:: Available records ::
========

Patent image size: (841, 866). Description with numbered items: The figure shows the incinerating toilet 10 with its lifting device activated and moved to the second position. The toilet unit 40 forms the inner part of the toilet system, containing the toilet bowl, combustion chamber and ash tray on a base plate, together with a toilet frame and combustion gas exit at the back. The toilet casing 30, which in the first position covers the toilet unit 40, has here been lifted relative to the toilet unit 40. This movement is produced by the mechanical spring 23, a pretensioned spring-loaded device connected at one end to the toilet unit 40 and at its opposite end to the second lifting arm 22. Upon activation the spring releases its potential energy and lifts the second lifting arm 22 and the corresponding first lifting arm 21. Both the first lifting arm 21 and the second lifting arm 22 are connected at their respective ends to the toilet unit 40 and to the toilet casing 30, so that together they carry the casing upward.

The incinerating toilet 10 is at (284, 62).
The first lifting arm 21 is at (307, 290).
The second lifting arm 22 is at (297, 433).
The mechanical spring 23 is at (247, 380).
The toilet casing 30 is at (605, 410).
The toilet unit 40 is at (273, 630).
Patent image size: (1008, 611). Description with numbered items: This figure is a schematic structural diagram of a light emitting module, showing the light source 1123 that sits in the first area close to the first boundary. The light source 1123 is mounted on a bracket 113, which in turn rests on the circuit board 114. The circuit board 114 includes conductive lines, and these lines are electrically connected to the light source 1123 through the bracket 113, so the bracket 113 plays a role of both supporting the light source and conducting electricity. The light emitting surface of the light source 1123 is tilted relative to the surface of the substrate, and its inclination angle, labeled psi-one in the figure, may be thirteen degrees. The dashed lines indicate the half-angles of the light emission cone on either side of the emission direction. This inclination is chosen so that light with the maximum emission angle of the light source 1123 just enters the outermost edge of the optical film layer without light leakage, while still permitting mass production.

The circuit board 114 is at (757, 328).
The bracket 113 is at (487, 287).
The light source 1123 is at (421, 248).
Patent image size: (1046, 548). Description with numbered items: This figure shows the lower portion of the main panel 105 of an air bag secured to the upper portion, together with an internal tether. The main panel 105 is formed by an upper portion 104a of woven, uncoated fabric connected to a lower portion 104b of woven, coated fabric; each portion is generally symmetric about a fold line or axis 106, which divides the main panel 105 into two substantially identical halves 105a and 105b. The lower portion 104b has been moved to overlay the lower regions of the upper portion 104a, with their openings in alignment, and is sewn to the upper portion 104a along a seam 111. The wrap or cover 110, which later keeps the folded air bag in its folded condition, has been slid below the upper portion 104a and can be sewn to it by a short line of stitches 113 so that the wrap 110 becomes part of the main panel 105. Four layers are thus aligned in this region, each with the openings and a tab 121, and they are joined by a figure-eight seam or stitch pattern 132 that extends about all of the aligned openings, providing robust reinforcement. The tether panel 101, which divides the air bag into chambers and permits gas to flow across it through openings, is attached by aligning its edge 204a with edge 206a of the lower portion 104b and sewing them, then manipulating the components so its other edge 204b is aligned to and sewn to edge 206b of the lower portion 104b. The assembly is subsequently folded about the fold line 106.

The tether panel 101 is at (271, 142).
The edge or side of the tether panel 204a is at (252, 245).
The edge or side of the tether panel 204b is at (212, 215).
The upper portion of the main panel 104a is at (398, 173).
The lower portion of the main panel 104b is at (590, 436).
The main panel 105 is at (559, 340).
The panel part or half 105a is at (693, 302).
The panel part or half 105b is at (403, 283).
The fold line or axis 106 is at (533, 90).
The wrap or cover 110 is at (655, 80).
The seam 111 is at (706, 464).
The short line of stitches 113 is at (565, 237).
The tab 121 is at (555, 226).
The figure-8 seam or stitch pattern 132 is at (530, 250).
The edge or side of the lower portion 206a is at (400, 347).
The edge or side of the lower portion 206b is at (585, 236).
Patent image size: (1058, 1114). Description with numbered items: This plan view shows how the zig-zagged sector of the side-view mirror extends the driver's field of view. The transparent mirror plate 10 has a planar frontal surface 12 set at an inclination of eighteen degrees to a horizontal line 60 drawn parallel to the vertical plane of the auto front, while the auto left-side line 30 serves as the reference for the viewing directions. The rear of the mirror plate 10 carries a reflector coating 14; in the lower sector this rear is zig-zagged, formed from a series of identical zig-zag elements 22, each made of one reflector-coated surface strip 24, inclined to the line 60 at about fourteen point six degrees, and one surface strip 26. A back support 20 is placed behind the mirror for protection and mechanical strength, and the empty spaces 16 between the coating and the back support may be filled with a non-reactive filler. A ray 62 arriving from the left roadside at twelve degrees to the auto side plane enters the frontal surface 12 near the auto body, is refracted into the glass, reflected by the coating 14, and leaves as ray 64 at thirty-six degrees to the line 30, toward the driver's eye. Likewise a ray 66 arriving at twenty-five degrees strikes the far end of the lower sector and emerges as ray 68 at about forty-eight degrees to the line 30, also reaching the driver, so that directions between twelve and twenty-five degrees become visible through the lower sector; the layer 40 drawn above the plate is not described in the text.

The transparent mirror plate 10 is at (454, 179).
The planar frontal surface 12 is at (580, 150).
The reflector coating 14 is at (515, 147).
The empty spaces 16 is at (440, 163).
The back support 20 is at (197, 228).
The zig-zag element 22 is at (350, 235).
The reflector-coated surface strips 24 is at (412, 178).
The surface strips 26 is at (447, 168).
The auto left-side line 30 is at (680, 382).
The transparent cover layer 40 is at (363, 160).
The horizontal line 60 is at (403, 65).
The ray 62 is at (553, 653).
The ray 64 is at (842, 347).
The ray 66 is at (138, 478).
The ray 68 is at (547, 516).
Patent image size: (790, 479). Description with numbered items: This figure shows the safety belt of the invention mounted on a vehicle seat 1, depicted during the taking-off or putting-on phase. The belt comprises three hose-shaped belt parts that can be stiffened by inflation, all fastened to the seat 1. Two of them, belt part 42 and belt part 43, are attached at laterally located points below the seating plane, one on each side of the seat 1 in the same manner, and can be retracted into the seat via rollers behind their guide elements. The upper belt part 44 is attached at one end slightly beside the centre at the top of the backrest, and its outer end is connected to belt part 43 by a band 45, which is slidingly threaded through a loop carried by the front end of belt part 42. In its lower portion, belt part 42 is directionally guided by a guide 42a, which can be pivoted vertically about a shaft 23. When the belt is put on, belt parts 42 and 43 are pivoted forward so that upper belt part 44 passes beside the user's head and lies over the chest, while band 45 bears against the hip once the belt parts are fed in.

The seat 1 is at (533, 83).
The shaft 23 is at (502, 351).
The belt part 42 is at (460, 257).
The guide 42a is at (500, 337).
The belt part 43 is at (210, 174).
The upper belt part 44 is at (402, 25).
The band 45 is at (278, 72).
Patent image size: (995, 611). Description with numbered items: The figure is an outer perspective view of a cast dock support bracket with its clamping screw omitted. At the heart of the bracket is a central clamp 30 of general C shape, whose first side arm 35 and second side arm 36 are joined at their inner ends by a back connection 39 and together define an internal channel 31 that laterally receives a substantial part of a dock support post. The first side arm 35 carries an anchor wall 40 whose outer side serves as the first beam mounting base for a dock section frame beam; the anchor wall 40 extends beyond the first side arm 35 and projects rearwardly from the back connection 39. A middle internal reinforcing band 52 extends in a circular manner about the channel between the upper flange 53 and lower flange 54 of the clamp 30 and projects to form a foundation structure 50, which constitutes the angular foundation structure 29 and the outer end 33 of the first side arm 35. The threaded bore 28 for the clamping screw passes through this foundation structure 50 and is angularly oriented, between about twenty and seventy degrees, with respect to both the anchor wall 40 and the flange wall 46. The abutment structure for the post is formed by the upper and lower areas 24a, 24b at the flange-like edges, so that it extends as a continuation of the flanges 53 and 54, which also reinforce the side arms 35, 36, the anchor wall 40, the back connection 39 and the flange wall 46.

========

Format the rows above as a Markdown table with the columns "Number" and "Line". Number each nonblank row in order and leave out the blank ones.

| Number | Line |
|---|---|
| 1 | Patent image size: (841, 866). Description with numbered items: The figure shows the incinerating toilet 10 with its lifting device activated and moved to the second position. The toilet unit 40 forms the inner part of the toilet system, containing the toilet bowl, combustion chamber and ash tray on a base plate, together with a toilet frame and combustion gas exit at the back. The toilet casing 30, which in the first position covers the toilet unit 40, has here been lifted relative to the toilet unit 40. This movement is produced by the mechanical spring 23, a pretensioned spring-loaded device connected at one end to the toilet unit 40 and at its opposite end to the second lifting arm 22. Upon activation the spring releases its potential energy and lifts the second lifting arm 22 and the corresponding first lifting arm 21. Both the first lifting arm 21 and the second lifting arm 22 are connected at their respective ends to the toilet unit 40 and to the toilet casing 30, so that together they carry the casing upward. |
| 2 | The incinerating toilet 10 is at (284, 62). |
| 3 | The first lifting arm 21 is at (307, 290). |
| 4 | The second lifting arm 22 is at (297, 433). |
| 5 | The mechanical spring 23 is at (247, 380). |
| 6 | The toilet casing 30 is at (605, 410). |
| 7 | The toilet unit 40 is at (273, 630). |
| 8 | Patent image size: (1008, 611). Description with numbered items: This figure is a schematic structural diagram of a light emitting module, showing the light source 1123 that sits in the first area close to the first boundary. The light source 1123 is mounted on a bracket 113, which in turn rests on the circuit board 114. The circuit board 114 includes conductive lines, and these lines are electrically connected to the light source 1123 through the bracket 113, so the bracket 113 plays a role of both supporting the light source and conducting electricity. The light emitting surface of the light source 1123 is tilted relative to the surface of the substrate, and its inclination angle, labeled psi-one in the figure, may be thirteen degrees. The dashed lines indicate the half-angles of the light emission cone on either side of the emission direction. This inclination is chosen so that light with the maximum emission angle of the light source 1123 just enters the outermost edge of the optical film layer without light leakage, while still permitting mass production. |
| 9 | The circuit board 114 is at (757, 328). |
| 10 | The bracket 113 is at (487, 287). |
| 11 | The light source 1123 is at (421, 248). |
| 12 | Patent image size: (1046, 548). Description with numbered items: This figure shows the lower portion of the main panel 105 of an air bag secured to the upper portion, together with an internal tether. The main panel 105 is formed by an upper portion 104a of woven, uncoated fabric connected to a lower portion 104b of woven, coated fabric; each portion is generally symmetric about a fold line or axis 106, which divides the main panel 105 into two substantially identical halves 105a and 105b. The lower portion 104b has been moved to overlay the lower regions of the upper portion 104a, with their openings in alignment, and is sewn to the upper portion 104a along a seam 111. The wrap or cover 110, which later keeps the folded air bag in its folded condition, has been slid below the upper portion 104a and can be sewn to it by a short line of stitches 113 so that the wrap 110 becomes part of the main panel 105. Four layers are thus aligned in this region, each with the openings and a tab 121, and they are joined by a figure-eight seam or stitch pattern 132 that extends about all of the aligned openings, providing robust reinforcement. The tether panel 101, which divides the air bag into chambers and permits gas to flow across it through openings, is attached by aligning its edge 204a with edge 206a of the lower portion 104b and sewing them, then manipulating the components so its other edge 204b is aligned to and sewn to edge 206b of the lower portion 104b. The assembly is subsequently folded about the fold line 106. |
| 13 | The tether panel 101 is at (271, 142). |
| 14 | The edge or side of the tether panel 204a is at (252, 245). |
| 15 | The edge or side of the tether panel 204b is at (212, 215). |
| 16 | The upper portion of the main panel 104a is at (398, 173). |
| 17 | The lower portion of the main panel 104b is at (590, 436). |
| 18 | The main panel 105 is at (559, 340). |
| 19 | The panel part or half 105a is at (693, 302). |
| 20 | The panel part or half 105b is at (403, 283). |
| 21 | The fold line or axis 106 is at (533, 90). |
| 22 | The wrap or cover 110 is at (655, 80). |
| 23 | The seam 111 is at (706, 464). |
| 24 | The short line of stitches 113 is at (565, 237). |
| 25 | The tab 121 is at (555, 226). |
| 26 | The figure-8 seam or stitch pattern 132 is at (530, 250). |
| 27 | The edge or side of the lower portion 206a is at (400, 347). |
| 28 | The edge or side of the lower portion 206b is at (585, 236). |
| 29 | Patent image size: (1058, 1114). Description with numbered items: This plan view shows how the zig-zagged sector of the side-view mirror extends the driver's field of view. The transparent mirror plate 10 has a planar frontal surface 12 set at an inclination of eighteen degrees to a horizontal line 60 drawn parallel to the vertical plane of the auto front, while the auto left-side line 30 serves as the reference for the viewing directions. The rear of the mirror plate 10 carries a reflector coating 14; in the lower sector this rear is zig-zagged, formed from a series of identical zig-zag elements 22, each made of one reflector-coated surface strip 24, inclined to the line 60 at about fourteen point six degrees, and one surface strip 26. A back support 20 is placed behind the mirror for protection and mechanical strength, and the empty spaces 16 between the coating and the back support may be filled with a non-reactive filler. A ray 62 arriving from the left roadside at twelve degrees to the auto side plane enters the frontal surface 12 near the auto body, is refracted into the glass, reflected by the coating 14, and leaves as ray 64 at thirty-six degrees to the line 30, toward the driver's eye. Likewise a ray 66 arriving at twenty-five degrees strikes the far end of the lower sector and emerges as ray 68 at about forty-eight degrees to the line 30, also reaching the driver, so that directions between twelve and twenty-five degrees become visible through the lower sector; the layer 40 drawn above the plate is not described in the text. |
| 30 | The transparent mirror plate 10 is at (454, 179). |
| 31 | The planar frontal surface 12 is at (580, 150). |
| 32 | The reflector coating 14 is at (515, 147). |
| 33 | The empty spaces 16 is at (440, 163). |
| 34 | The back support 20 is at (197, 228). |
| 35 | The zig-zag element 22 is at (350, 235). |
| 36 | The reflector-coated surface strips 24 is at (412, 178). |
| 37 | The surface strips 26 is at (447, 168). |
| 38 | The auto left-side line 30 is at (680, 382). |
| 39 | The transparent cover layer 40 is at (363, 160). |
| 40 | The horizontal line 60 is at (403, 65). |
| 41 | The ray 62 is at (553, 653). |
| 42 | The ray 64 is at (842, 347). |
| 43 | The ray 66 is at (138, 478). |
| 44 | The ray 68 is at (547, 516). |
| 45 | Patent image size: (790, 479). Description with numbered items: This figure shows the safety belt of the invention mounted on a vehicle seat 1, depicted during the taking-off or putting-on phase. The belt comprises three hose-shaped belt parts that can be stiffened by inflation, all fastened to the seat 1. Two of them, belt part 42 and belt part 43, are attached at laterally located points below the seating plane, one on each side of the seat 1 in the same manner, and can be retracted into the seat via rollers behind their guide elements. The upper belt part 44 is attached at one end slightly beside the centre at the top of the backrest, and its outer end is connected to belt part 43 by a band 45, which is slidingly threaded through a loop carried by the front end of belt part 42. In its lower portion, belt part 42 is directionally guided by a guide 42a, which can be pivoted vertically about a shaft 23. When the belt is put on, belt parts 42 and 43 are pivoted forward so that upper belt part 44 passes beside the user's head and lies over the chest, while band 45 bears against the hip once the belt parts are fed in. |
| 46 | The seat 1 is at (533, 83). |
| 47 | The shaft 23 is at (502, 351). |
| 48 | The belt part 42 is at (460, 257). |
| 49 | The guide 42a is at (500, 337). |
| 50 | The belt part 43 is at (210, 174). |
| 51 | The upper belt part 44 is at (402, 25). |
| 52 | The band 45 is at (278, 72). |
| 53 | Patent image size: (995, 611). Description with numbered items: The figure is an outer perspective view of a cast dock support bracket with its clamping screw omitted. At the heart of the bracket is a central clamp 30 of general C shape, whose first side arm 35 and second side arm 36 are joined at their inner ends by a back connection 39 and together define an internal channel 31 that laterally receives a substantial part of a dock support post. The first side arm 35 carries an anchor wall 40 whose outer side serves as the first beam mounting base for a dock section frame beam; the anchor wall 40 extends beyond the first side arm 35 and projects rearwardly from the back connection 39. A middle internal reinforcing band 52 extends in a circular manner about the channel between the upper flange 53 and lower flange 54 of the clamp 30 and projects to form a foundation structure 50, which constitutes the angular foundation structure 29 and the outer end 33 of the first side arm 35. The threaded bore 28 for the clamping screw passes through this foundation structure 50 and is angularly oriented, between about twenty and seventy degrees, with respect to both the anchor wall 40 and the flange wall 46. The abutment structure for the post is formed by the upper and lower areas 24a, 24b at the flange-like edges, so that it extends as a continuation of the flanges 53 and 54, which also reinforce the side arms 35, 36, the anchor wall 40, the back connection 39 and the flange wall 46. |